(Data extracted from a collection)
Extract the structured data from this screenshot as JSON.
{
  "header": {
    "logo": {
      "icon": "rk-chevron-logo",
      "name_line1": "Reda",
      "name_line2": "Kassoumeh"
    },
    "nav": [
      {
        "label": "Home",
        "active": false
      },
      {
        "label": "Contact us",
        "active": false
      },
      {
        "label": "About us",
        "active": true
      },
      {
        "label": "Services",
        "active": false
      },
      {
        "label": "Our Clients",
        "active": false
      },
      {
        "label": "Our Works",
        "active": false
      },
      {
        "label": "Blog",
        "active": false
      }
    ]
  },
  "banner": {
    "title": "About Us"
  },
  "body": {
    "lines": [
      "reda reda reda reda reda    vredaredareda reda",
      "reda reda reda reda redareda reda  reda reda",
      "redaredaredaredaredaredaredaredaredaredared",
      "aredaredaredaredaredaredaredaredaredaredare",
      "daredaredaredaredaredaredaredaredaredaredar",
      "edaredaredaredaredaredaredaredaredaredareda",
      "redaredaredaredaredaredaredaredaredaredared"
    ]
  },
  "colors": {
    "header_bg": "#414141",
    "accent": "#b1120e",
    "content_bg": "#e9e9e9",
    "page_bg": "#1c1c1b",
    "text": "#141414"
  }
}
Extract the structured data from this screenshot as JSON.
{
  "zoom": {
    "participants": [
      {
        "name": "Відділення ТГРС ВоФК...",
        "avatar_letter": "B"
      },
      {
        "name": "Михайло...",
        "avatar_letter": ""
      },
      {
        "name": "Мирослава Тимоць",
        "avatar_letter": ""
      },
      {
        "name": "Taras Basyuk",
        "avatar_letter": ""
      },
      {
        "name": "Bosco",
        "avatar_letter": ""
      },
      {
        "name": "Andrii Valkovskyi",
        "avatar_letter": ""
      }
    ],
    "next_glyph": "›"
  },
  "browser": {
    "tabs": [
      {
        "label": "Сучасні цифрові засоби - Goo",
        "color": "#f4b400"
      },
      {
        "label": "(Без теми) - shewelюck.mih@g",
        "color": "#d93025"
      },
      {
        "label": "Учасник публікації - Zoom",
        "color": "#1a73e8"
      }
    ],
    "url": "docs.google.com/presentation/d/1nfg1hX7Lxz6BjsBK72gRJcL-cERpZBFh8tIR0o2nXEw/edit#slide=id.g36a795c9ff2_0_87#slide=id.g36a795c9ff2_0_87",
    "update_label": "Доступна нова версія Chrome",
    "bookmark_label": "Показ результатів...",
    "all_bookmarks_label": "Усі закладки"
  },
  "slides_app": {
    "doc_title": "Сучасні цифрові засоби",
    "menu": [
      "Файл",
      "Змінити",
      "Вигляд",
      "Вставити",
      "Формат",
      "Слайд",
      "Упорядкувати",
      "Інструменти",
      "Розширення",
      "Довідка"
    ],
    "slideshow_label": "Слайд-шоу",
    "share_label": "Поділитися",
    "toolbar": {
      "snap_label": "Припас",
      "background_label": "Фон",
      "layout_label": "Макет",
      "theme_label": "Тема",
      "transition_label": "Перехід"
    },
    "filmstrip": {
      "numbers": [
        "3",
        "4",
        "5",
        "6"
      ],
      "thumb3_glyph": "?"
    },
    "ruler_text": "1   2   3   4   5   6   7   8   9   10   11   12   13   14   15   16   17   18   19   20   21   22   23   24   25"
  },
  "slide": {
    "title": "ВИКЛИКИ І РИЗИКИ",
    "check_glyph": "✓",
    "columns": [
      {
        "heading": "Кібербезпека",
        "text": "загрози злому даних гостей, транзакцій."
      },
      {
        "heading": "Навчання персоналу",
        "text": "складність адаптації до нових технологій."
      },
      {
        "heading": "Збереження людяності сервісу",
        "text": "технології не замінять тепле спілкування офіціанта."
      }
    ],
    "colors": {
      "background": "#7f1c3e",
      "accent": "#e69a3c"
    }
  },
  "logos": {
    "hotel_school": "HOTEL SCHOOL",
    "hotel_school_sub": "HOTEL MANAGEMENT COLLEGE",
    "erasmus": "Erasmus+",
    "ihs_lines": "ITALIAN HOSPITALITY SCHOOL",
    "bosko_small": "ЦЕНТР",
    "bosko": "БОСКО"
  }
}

§ AIM:
Write the entries again, exactly as they stand.

§ EXERCISE RESPONSE:
Extract the structured data from this screenshot as JSON.
{
  "header": {
    "logo": {
      "icon": "rk-chevron-logo",
      "name_line1": "Reda",
      "name_line2": "Kassoumeh"
    },
    "nav": [
      {
        "label": "Home",
        "active": false
      },
      {
        "label": "Contact us",
        "active": false
      },
      {
        "label": "About us",
        "active": true
      },
      {
        "label": "Services",
        "active": false
      },
      {
        "label": "Our Clients",
        "active": false
      },
      {
        "label": "Our Works",
        "active": false
      },
      {
        "label": "Blog",
        "active": false
      }
    ]
  },
  "banner": {
    "title": "About Us"
  },
  "body": {
    "lines": [
      "reda reda reda reda reda    vredaredareda reda",
      "reda reda reda reda redareda reda  reda reda",
      "redaredaredaredaredaredaredaredaredaredared",
      "aredaredaredaredaredaredaredaredaredaredare",
      "daredaredaredaredaredaredaredaredaredaredar",
      "edaredaredaredaredaredaredaredaredaredareda",
      "redaredaredaredaredaredaredaredaredaredared"
    ]
  },
  "colors": {
    "header_bg": "#414141",
    "accent": "#b1120e",
    "content_bg": "#e9e9e9",
    "page_bg": "#1c1c1b",
    "text": "#141414"
  }
}
Extract the structured data from this screenshot as JSON.
{
  "zoom": {
    "participants": [
      {
        "name": "Відділення ТГРС ВоФК...",
        "avatar_letter": "B"
      },
      {
        "name": "Михайло...",
        "avatar_letter": ""
      },
      {
        "name": "Мирослава Тимоць",
        "avatar_letter": ""
      },
      {
        "name": "Taras Basyuk",
        "avatar_letter": ""
      },
      {
        "name": "Bosco",
        "avatar_letter": ""
      },
      {
        "name": "Andrii Valkovskyi",
        "avatar_letter": ""
      }
    ],
    "next_glyph": "›"
  },
  "browser": {
    "tabs": [
      {
        "label": "Сучасні цифрові засоби - Goo",
        "color": "#f4b400"
      },
      {
        "label": "(Без теми) - shewelюck.mih@g",
        "color": "#d93025"
      },
      {
        "label": "Учасник публікації - Zoom",
        "color": "#1a73e8"
      }
    ],
    "url": "docs.google.com/presentation/d/1nfg1hX7Lxz6BjsBK72gRJcL-cERpZBFh8tIR0o2nXEw/edit#slide=id.g36a795c9ff2_0_87#slide=id.g36a795c9ff2_0_87",
    "update_label": "Доступна нова версія Chrome",
    "bookmark_label": "Показ результатів...",
    "all_bookmarks_label": "Усі закладки"
  },
  "slides_app": {
    "doc_title": "Сучасні цифрові засоби",
    "menu": [
      "Файл",
      "Змінити",
      "Вигляд",
      "Вставити",
      "Формат",
      "Слайд",
      "Упорядкувати",
      "Інструменти",
      "Розширення",
      "Довідка"
    ],
    "slideshow_label": "Слайд-шоу",
    "share_label": "Поділитися",
    "toolbar": {
      "snap_label": "Припас",
      "background_label": "Фон",
      "layout_label": "Макет",
      "theme_label": "Тема",
      "transition_label": "Перехід"
    },
    "filmstrip": {
      "numbers": [
        "3",
        "4",
        "5",
        "6"
      ],
      "thumb3_glyph": "?"
    },
    "ruler_text": "1   2   3   4   5   6   7   8   9   10   11   12   13   14   15   16   17   18   19   20   21   22   23   24   25"
  },
  "slide": {
    "title": "ВИКЛИКИ І РИЗИКИ",
    "check_glyph": "✓",
    "columns": [
      {
        "heading": "Кібербезпека",
        "text": "загрози злому даних гостей, транзакцій."
      },
      {
        "heading": "Навчання персоналу",
        "text": "складність адаптації до нових технологій."
      },
      {
        "heading": "Збереження людяності сервісу",
        "text": "технології не замінять тепле спілкування офіціанта."
      }
    ],
    "colors": {
      "background": "#7f1c3e",
      "accent": "#e69a3c"
    }
  },
  "logos": {
    "hotel_school": "HOTEL SCHOOL",
    "hotel_school_sub": "HOTEL MANAGEMENT COLLEGE",
    "erasmus": "Erasmus+",
    "ihs_lines": "ITALIAN HOSPITALITY SCHOOL",
    "bosko_small": "ЦЕНТР",
    "bosko": "БОСКО"
  }
}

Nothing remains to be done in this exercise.